◆ Task requirements
Each entry below should be reproduced character for character.

Data extracted from a collection
___

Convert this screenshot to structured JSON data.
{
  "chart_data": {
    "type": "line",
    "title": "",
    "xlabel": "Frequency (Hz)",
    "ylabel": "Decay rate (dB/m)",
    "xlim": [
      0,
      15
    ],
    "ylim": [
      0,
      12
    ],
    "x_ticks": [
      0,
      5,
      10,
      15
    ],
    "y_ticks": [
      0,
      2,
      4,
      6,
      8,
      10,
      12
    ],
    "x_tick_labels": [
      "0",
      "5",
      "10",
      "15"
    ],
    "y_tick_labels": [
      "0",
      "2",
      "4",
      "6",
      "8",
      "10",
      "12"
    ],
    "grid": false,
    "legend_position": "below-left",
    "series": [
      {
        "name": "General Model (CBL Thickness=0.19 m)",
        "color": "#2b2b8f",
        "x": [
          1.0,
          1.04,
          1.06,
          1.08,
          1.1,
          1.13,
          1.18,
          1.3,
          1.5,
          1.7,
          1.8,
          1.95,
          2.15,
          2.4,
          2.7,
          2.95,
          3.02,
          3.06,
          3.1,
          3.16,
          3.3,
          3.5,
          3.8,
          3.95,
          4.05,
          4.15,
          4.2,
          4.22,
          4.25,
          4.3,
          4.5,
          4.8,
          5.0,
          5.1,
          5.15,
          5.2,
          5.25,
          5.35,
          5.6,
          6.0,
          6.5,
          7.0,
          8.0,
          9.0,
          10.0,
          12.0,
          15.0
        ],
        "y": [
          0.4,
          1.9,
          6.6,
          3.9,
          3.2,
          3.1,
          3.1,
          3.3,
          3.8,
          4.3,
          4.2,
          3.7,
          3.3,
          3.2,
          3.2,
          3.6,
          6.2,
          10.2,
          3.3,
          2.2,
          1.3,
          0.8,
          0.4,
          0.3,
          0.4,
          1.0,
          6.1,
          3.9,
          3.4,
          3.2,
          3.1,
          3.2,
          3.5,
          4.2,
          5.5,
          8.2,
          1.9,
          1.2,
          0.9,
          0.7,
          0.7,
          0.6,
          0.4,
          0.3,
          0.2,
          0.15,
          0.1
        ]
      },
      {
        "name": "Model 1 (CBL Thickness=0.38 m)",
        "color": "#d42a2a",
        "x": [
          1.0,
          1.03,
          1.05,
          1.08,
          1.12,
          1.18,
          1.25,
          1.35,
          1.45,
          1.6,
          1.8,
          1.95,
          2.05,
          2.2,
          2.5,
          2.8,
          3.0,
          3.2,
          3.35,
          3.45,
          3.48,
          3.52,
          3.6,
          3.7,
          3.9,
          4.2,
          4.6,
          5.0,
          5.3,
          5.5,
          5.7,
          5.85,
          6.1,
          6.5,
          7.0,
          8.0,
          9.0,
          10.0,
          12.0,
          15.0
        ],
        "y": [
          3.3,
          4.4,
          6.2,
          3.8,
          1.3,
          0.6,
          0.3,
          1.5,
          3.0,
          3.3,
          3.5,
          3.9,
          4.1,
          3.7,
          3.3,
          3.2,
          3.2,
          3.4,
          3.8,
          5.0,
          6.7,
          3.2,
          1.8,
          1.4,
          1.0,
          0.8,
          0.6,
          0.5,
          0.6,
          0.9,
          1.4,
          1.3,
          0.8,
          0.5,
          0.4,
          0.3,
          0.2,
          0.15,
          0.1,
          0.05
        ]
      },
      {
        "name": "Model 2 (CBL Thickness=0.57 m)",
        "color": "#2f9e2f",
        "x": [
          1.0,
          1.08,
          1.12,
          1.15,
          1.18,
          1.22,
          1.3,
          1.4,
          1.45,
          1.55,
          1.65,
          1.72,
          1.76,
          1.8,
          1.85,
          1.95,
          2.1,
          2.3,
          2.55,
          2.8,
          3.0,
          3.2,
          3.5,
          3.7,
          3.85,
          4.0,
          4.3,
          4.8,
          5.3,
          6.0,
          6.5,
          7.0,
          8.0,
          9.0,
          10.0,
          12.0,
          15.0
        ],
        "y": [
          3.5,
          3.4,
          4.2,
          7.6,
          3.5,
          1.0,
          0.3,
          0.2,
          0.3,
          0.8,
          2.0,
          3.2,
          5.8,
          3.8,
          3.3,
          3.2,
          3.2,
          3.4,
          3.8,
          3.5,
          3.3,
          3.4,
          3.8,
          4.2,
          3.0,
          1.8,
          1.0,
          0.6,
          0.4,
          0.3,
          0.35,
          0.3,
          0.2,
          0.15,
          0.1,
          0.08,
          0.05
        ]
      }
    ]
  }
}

___

◆ Completed exercise
Convert this screenshot to structured JSON data.
{
  "chart_data": {
    "type": "line",
    "title": "",
    "xlabel": "Frequency (Hz)",
    "ylabel": "Decay rate (dB/m)",
    "xlim": [
      0,
      15
    ],
    "ylim": [
      0,
      12
    ],
    "x_ticks": [
      0,
      5,
      10,
      15
    ],
    "y_ticks": [
      0,
      2,
      4,
      6,
      8,
      10,
      12
    ],
    "x_tick_labels": [
      "0",
      "5",
      "10",
      "15"
    ],
    "y_tick_labels": [
      "0",
      "2",
      "4",
      "6",
      "8",
      "10",
      "12"
    ],
    "grid": false,
    "legend_position": "below-left",
    "series": [
      {
        "name": "General Model (CBL Thickness=0.19 m)",
        "color": "#2b2b8f",
        "x": [
          1.0,
          1.04,
          1.06,
          1.08,
          1.1,
          1.13,
          1.18,
          1.3,
          1.5,
          1.7,
          1.8,
          1.95,
          2.15,
          2.4,
          2.7,
          2.95,
          3.02,
          3.06,
          3.1,
          3.16,
          3.3,
          3.5,
          3.8,
          3.95,
          4.05,
          4.15,
          4.2,
          4.22,
          4.25,
          4.3,
          4.5,
          4.8,
          5.0,
          5.1,
          5.15,
          5.2,
          5.25,
          5.35,
          5.6,
          6.0,
          6.5,
          7.0,
          8.0,
          9.0,
          10.0,
          12.0,
          15.0
        ],
        "y": [
          0.4,
          1.9,
          6.6,
          3.9,
          3.2,
          3.1,
          3.1,
          3.3,
          3.8,
          4.3,
          4.2,
          3.7,
          3.3,
          3.2,
          3.2,
          3.6,
          6.2,
          10.2,
          3.3,
          2.2,
          1.3,
          0.8,
          0.4,
          0.3,
          0.4,
          1.0,
          6.1,
          3.9,
          3.4,
          3.2,
          3.1,
          3.2,
          3.5,
          4.2,
          5.5,
          8.2,
          1.9,
          1.2,
          0.9,
          0.7,
          0.7,
          0.6,
          0.4,
          0.3,
          0.2,
          0.15,
          0.1
        ]
      },
      {
        "name": "Model 1 (CBL Thickness=0.38 m)",
        "color": "#d42a2a",
        "x": [
          1.0,
          1.03,
          1.05,
          1.08,
          1.12,
          1.18,
          1.25,
          1.35,
          1.45,
          1.6,
          1.8,
          1.95,
          2.05,
          2.2,
          2.5,
          2.8,
          3.0,
          3.2,
          3.35,
          3.45,
          3.48,
          3.52,
          3.6,
          3.7,
          3.9,
          4.2,
          4.6,
          5.0,
          5.3,
          5.5,
          5.7,
          5.85,
          6.1,
          6.5,
          7.0,
          8.0,
          9.0,
          10.0,
          12.0,
          15.0
        ],
        "y": [
          3.3,
          4.4,
          6.2,
          3.8,
          1.3,
          0.6,
          0.3,
          1.5,
          3.0,
          3.3,
          3.5,
          3.9,
          4.1,
          3.7,
          3.3,
          3.2,
          3.2,
          3.4,
          3.8,
          5.0,
          6.7,
          3.2,
          1.8,
          1.4,
          1.0,
          0.8,
          0.6,
          0.5,
          0.6,
          0.9,
          1.4,
          1.3,
          0.8,
          0.5,
          0.4,
          0.3,
          0.2,
          0.15,
          0.1,
          0.05
        ]
      },
      {
        "name": "Model 2 (CBL Thickness=0.57 m)",
        "color": "#2f9e2f",
        "x": [
          1.0,
          1.08,
          1.12,
          1.15,
          1.18,
          1.22,
          1.3,
          1.4,
          1.45,
          1.55,
          1.65,
          1.72,
          1.76,
          1.8,
          1.85,
          1.95,
          2.1,
          2.3,
          2.55,
          2.8,
          3.0,
          3.2,
          3.5,
          3.7,
          3.85,
          4.0,
          4.3,
          4.8,
          5.3,
          6.0,
          6.5,
          7.0,
          8.0,
          9.0,
          10.0,
          12.0,
          15.0
        ],
        "y": [
          3.5,
          3.4,
          4.2,
          7.6,
          3.5,
          1.0,
          0.3,
          0.2,
          0.3,
          0.8,
          2.0,
          3.2,
          5.8,
          3.8,
          3.3,
          3.2,
          3.2,
          3.4,
          3.8,
          3.5,
          3.3,
          3.4,
          3.8,
          4.2,
          3.0,
          1.8,
          1.0,
          0.6,
          0.4,
          0.3,
          0.35,
          0.3,
          0.2,
          0.15,
          0.1,
          0.08,
          0.05
        ]
      }
    ]
  }
}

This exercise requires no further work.